■ WHAT IS NEEDED ■
All entries must be extracted exactly, with nothing added or dropped.
::::
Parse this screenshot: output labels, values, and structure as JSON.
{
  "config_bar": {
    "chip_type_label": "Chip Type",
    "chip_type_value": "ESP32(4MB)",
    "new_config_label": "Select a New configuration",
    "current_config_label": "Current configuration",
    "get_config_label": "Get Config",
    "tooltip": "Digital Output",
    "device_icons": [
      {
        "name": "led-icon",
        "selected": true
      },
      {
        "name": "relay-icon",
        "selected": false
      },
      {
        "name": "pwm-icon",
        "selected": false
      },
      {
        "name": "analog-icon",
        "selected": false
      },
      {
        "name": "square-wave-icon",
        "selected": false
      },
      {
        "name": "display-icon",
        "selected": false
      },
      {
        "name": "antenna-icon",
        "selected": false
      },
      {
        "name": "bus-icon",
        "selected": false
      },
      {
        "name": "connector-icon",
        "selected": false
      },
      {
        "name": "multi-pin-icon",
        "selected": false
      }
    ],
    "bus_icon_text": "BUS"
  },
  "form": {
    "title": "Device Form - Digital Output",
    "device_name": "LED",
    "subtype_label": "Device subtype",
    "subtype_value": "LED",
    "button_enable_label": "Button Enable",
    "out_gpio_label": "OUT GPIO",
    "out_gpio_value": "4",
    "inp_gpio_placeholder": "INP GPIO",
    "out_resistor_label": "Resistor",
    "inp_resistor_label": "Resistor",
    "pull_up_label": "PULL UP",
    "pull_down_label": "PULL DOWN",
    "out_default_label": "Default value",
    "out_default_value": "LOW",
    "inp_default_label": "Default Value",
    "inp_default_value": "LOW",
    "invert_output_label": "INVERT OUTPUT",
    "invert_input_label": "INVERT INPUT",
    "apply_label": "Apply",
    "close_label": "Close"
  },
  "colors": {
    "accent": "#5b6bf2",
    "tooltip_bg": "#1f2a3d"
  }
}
::::
■ RESPONSE TO THIS EXERCISE ■
Parse this screenshot: output labels, values, and structure as JSON.
{
  "config_bar": {
    "chip_type_label": "Chip Type",
    "chip_type_value": "ESP32(4MB)",
    "new_config_label": "Select a New configuration",
    "current_config_label": "Current configuration",
    "get_config_label": "Get Config",
    "tooltip": "Digital Output",
    "device_icons": [
      {
        "name": "led-icon",
        "selected": true
      },
      {
        "name": "relay-icon",
        "selected": false
      },
      {
        "name": "pwm-icon",
        "selected": false
      },
      {
        "name": "analog-icon",
        "selected": false
      },
      {
        "name": "square-wave-icon",
        "selected": false
      },
      {
        "name": "display-icon",
        "selected": false
      },
      {
        "name": "antenna-icon",
        "selected": false
      },
      {
        "name": "bus-icon",
        "selected": false
      },
      {
        "name": "connector-icon",
        "selected": false
      },
      {
        "name": "multi-pin-icon",
        "selected": false
      }
    ],
    "bus_icon_text": "BUS"
  },
  "form": {
    "title": "Device Form - Digital Output",
    "device_name": "LED",
    "subtype_label": "Device subtype",
    "subtype_value": "LED",
    "button_enable_label": "Button Enable",
    "out_gpio_label": "OUT GPIO",
    "out_gpio_value": "4",
    "inp_gpio_placeholder": "INP GPIO",
    "out_resistor_label": "Resistor",
    "inp_resistor_label": "Resistor",
    "pull_up_label": "PULL UP",
    "pull_down_label": "PULL DOWN",
    "out_default_label": "Default value",
    "out_default_value": "LOW",
    "inp_default_label": "Default Value",
    "inp_default_value": "LOW",
    "invert_output_label": "INVERT OUTPUT",
    "invert_input_label": "INVERT INPUT",
    "apply_label": "Apply",
    "close_label": "Close"
  },
  "colors": {
    "accent": "#5b6bf2",
    "tooltip_bg": "#1f2a3d"
  }
}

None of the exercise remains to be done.